Task to complete →
Return, from the data that follows, each line that holds the word "nephrectomy".

(Dataset listings of figures)
______________________________
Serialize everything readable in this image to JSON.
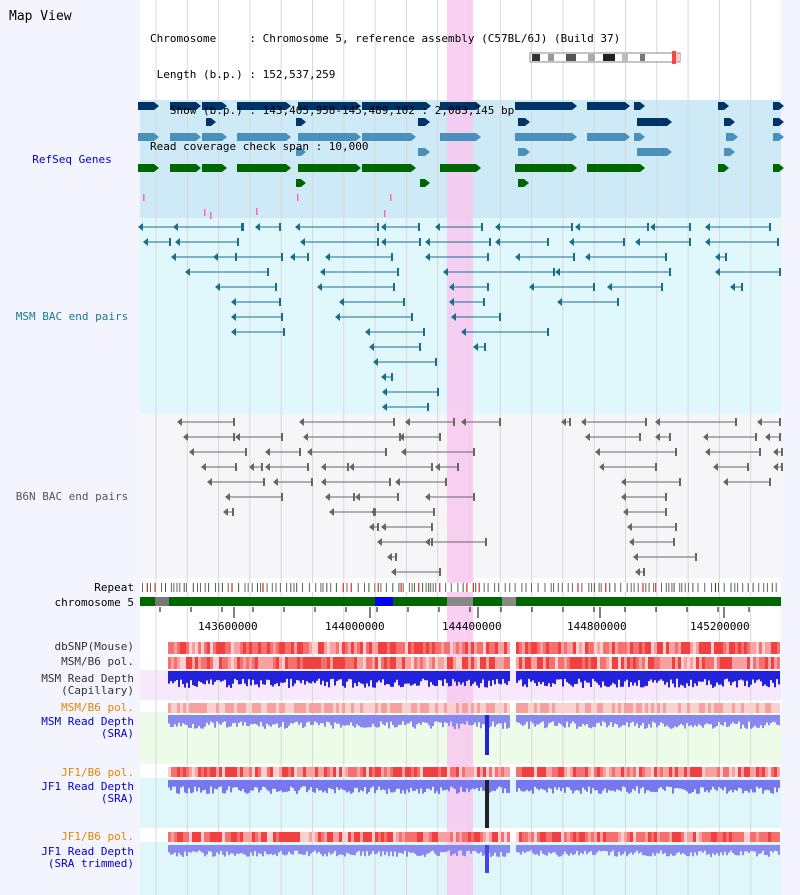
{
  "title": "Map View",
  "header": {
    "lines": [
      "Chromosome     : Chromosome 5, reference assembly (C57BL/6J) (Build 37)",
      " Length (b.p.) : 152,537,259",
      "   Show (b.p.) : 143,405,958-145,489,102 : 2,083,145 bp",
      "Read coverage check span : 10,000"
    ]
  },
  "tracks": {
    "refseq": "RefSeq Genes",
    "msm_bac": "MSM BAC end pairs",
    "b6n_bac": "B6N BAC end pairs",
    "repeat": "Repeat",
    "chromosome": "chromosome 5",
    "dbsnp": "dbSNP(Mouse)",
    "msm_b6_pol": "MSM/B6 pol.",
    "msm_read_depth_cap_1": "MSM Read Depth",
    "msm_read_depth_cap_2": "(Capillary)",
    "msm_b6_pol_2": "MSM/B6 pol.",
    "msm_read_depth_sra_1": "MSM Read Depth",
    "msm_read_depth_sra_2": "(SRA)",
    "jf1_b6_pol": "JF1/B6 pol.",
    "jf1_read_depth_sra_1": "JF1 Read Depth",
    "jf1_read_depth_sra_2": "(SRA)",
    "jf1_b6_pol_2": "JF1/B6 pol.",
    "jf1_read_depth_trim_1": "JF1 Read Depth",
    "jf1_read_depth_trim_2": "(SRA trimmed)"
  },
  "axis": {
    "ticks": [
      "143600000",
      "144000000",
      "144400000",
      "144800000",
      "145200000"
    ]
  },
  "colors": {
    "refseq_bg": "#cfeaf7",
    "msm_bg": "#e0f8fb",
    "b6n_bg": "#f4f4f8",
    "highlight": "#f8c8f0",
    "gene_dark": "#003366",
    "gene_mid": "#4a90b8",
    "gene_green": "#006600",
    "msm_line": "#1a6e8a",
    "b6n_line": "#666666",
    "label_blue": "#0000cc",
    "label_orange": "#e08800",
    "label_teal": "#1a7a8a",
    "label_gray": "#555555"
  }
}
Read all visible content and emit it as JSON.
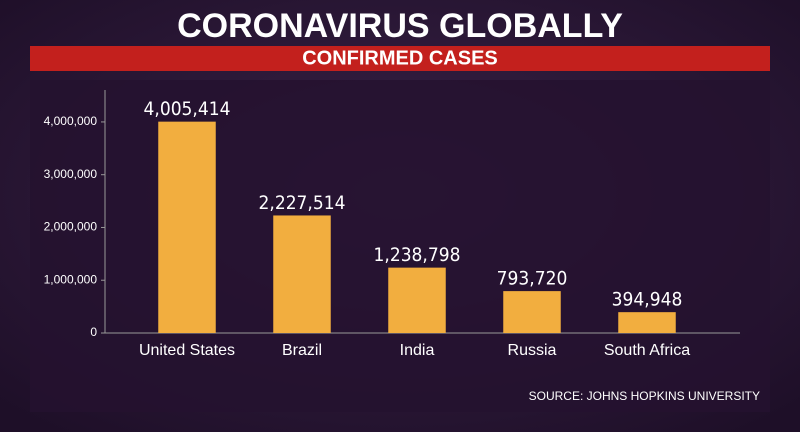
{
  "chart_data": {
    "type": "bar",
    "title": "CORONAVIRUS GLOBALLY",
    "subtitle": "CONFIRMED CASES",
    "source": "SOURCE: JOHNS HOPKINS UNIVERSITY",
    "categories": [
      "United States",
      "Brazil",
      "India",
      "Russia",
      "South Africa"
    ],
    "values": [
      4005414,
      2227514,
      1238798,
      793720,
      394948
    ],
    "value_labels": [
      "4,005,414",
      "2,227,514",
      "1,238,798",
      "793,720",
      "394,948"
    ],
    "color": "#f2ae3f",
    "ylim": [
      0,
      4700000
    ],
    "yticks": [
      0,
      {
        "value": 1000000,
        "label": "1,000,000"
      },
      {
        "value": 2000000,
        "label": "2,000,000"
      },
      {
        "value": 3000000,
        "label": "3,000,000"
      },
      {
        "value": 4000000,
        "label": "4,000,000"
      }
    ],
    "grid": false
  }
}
______________________________
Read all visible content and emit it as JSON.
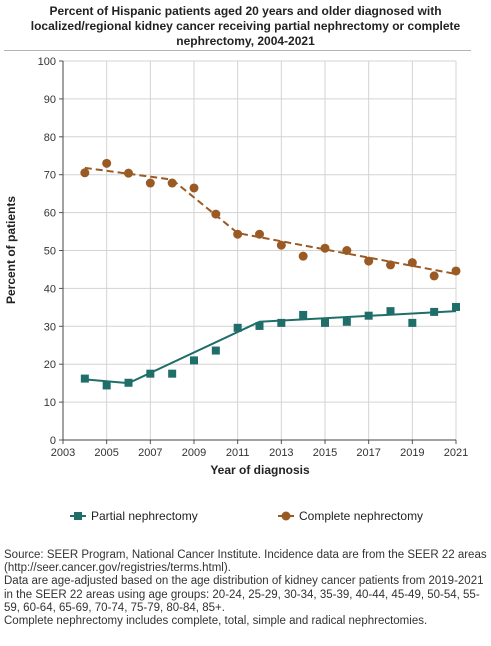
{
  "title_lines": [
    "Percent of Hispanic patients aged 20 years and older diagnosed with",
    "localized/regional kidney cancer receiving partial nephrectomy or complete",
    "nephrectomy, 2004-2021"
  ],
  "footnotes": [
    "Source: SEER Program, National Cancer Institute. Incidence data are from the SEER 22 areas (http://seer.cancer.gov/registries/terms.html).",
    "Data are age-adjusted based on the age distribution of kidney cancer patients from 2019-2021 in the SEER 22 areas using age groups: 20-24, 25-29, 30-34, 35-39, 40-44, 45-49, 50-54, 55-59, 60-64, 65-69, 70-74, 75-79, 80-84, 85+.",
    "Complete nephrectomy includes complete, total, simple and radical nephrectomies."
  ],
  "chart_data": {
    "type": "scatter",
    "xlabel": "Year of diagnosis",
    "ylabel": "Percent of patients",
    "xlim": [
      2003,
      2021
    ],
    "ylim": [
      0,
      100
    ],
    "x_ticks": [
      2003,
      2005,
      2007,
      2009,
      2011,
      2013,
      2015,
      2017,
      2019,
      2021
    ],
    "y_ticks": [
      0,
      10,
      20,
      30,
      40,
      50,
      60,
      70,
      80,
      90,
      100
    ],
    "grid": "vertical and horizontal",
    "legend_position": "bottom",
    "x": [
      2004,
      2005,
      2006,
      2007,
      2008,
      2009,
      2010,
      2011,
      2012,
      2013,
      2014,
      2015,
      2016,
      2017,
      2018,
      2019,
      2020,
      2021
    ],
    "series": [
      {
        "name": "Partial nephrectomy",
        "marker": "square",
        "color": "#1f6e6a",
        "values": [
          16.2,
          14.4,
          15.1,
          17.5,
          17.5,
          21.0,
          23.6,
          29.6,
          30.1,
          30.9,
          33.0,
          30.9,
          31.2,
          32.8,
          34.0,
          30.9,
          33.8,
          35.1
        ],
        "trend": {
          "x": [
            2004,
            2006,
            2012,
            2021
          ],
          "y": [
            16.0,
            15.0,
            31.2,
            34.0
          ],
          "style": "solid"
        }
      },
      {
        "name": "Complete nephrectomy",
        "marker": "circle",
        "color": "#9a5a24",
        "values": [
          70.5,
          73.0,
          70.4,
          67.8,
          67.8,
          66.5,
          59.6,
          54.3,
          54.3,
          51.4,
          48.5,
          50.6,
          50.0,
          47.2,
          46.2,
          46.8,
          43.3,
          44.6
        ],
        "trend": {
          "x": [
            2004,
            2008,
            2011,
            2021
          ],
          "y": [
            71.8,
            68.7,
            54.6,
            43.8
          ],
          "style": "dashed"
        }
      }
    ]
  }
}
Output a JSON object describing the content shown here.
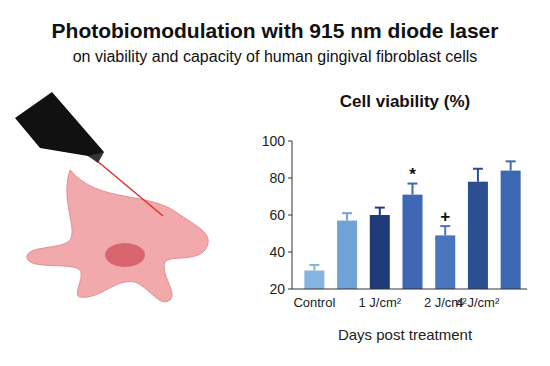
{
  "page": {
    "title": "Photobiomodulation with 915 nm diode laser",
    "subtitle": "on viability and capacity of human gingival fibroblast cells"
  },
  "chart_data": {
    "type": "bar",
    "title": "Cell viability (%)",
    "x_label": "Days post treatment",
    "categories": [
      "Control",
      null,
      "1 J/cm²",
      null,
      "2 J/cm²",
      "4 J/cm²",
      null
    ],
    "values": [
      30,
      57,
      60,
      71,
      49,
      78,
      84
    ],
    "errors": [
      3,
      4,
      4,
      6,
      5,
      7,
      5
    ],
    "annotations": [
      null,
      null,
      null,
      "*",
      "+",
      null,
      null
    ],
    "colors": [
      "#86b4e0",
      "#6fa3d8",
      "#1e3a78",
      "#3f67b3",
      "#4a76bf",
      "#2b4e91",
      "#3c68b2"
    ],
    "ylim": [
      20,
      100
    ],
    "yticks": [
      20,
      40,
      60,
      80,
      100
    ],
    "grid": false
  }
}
______________________________
Written answer →
    "localized/regional kidney cancer receiving partial nephrectomy or complete",
    "nephrectomy, 2004-2021"
    "Complete nephrectomy includes complete, total, simple and radical nephrectomies."
        "name": "Partial nephrectomy",
        "name": "Complete nephrectomy",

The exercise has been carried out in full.